**PROVIDED MATERIAL**
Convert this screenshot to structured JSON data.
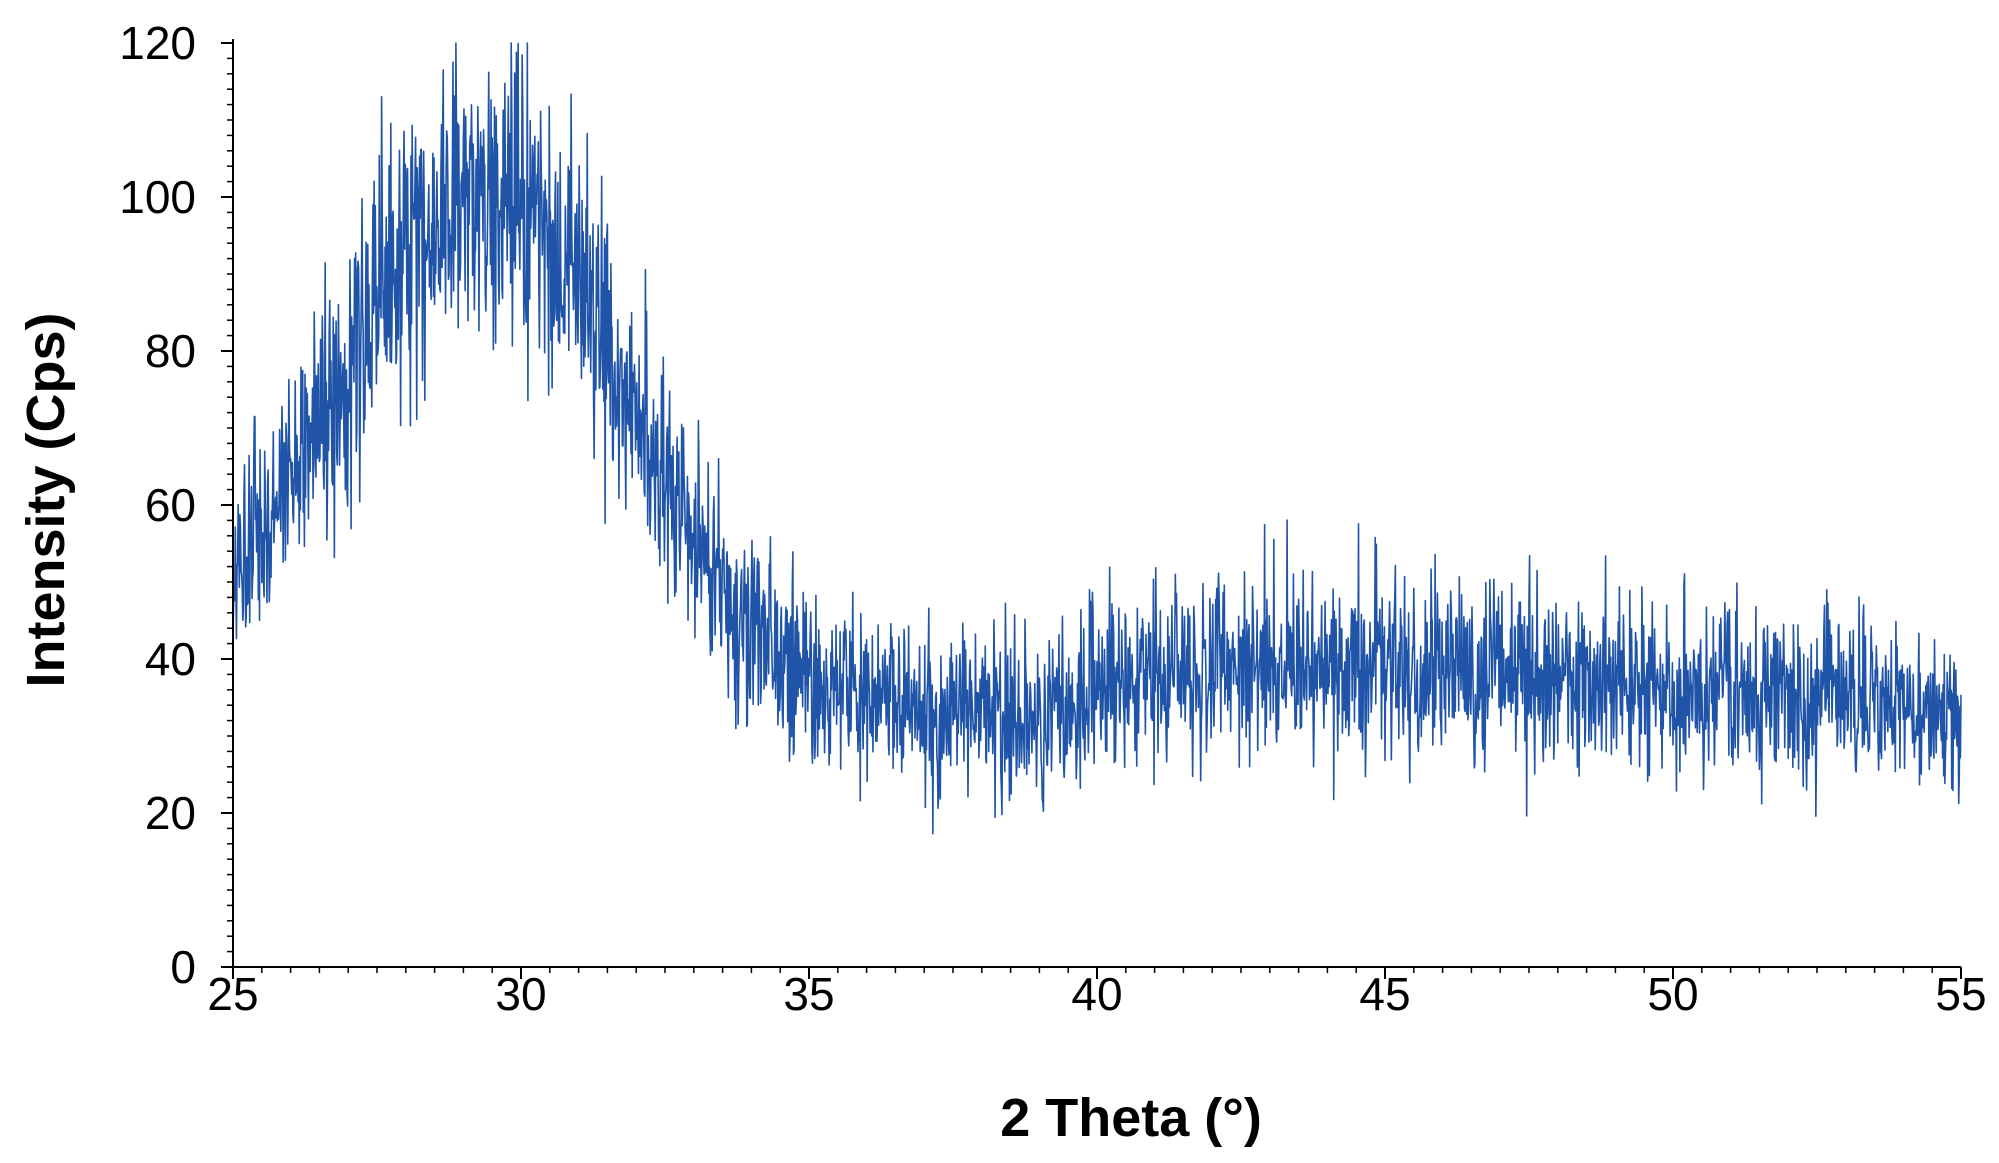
{
  "chart_data": {
    "type": "line",
    "title": "",
    "xlabel": "2 Theta (°)",
    "ylabel": "Intensity (Cps)",
    "xlim": [
      25,
      55
    ],
    "ylim": [
      0,
      120
    ],
    "x_ticks": [
      25,
      30,
      35,
      40,
      45,
      50,
      55
    ],
    "y_ticks": [
      0,
      20,
      40,
      60,
      80,
      100,
      120
    ],
    "x_minor_step": 0.5,
    "y_minor_step": 2,
    "grid": false,
    "legend": "none",
    "line_color": "#1f54a8",
    "series": [
      {
        "x": [
          25,
          25.5,
          26,
          26.5,
          27,
          27.5,
          28,
          28.5,
          29,
          29.5,
          30,
          30.5,
          31,
          31.5,
          32,
          32.5,
          33,
          33.5,
          34,
          34.5,
          35,
          35.5,
          36,
          36.5,
          37,
          37.5,
          38,
          38.5,
          39,
          39.5,
          40,
          40.5,
          41,
          41.5,
          42,
          42.5,
          43,
          43.5,
          44,
          44.5,
          45,
          45.5,
          46,
          46.5,
          47,
          47.5,
          48,
          48.5,
          49,
          49.5,
          50,
          50.5,
          51,
          51.5,
          52,
          52.5,
          53,
          53.5,
          54,
          54.5,
          55
        ],
        "y": [
          50,
          56,
          63,
          71,
          78,
          86,
          92,
          97,
          100,
          101,
          98,
          94,
          88,
          79,
          70,
          63,
          56,
          49,
          44,
          41,
          38,
          36,
          35,
          34,
          33,
          33,
          33,
          33,
          33,
          34,
          35,
          36,
          37,
          38,
          39,
          39,
          39,
          39,
          39,
          39,
          39,
          39,
          39,
          38,
          38,
          38,
          38,
          37,
          37,
          37,
          36,
          36,
          36,
          35,
          35,
          35,
          35,
          34,
          34,
          33,
          32
        ]
      }
    ]
  }
}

**EXERCISE TASK**
From the listing, extract all text exactly as given and drop any picture.

**SOLUTION FOR THIS TASK**
Convert this screenshot to structured JSON data.
{
  "chart_data": {
    "type": "line",
    "title": "",
    "xlabel": "2 Theta (°)",
    "ylabel": "Intensity (Cps)",
    "xlim": [
      25,
      55
    ],
    "ylim": [
      0,
      120
    ],
    "x_ticks": [
      25,
      30,
      35,
      40,
      45,
      50,
      55
    ],
    "y_ticks": [
      0,
      20,
      40,
      60,
      80,
      100,
      120
    ],
    "x_minor_step": 0.5,
    "y_minor_step": 2,
    "grid": false,
    "legend": "none",
    "line_color": "#1f54a8",
    "series": [
      {
        "x": [
          25,
          25.5,
          26,
          26.5,
          27,
          27.5,
          28,
          28.5,
          29,
          29.5,
          30,
          30.5,
          31,
          31.5,
          32,
          32.5,
          33,
          33.5,
          34,
          34.5,
          35,
          35.5,
          36,
          36.5,
          37,
          37.5,
          38,
          38.5,
          39,
          39.5,
          40,
          40.5,
          41,
          41.5,
          42,
          42.5,
          43,
          43.5,
          44,
          44.5,
          45,
          45.5,
          46,
          46.5,
          47,
          47.5,
          48,
          48.5,
          49,
          49.5,
          50,
          50.5,
          51,
          51.5,
          52,
          52.5,
          53,
          53.5,
          54,
          54.5,
          55
        ],
        "y": [
          50,
          56,
          63,
          71,
          78,
          86,
          92,
          97,
          100,
          101,
          98,
          94,
          88,
          79,
          70,
          63,
          56,
          49,
          44,
          41,
          38,
          36,
          35,
          34,
          33,
          33,
          33,
          33,
          33,
          34,
          35,
          36,
          37,
          38,
          39,
          39,
          39,
          39,
          39,
          39,
          39,
          39,
          39,
          38,
          38,
          38,
          38,
          37,
          37,
          37,
          36,
          36,
          36,
          35,
          35,
          35,
          35,
          34,
          34,
          33,
          32
        ]
      }
    ]
  }
}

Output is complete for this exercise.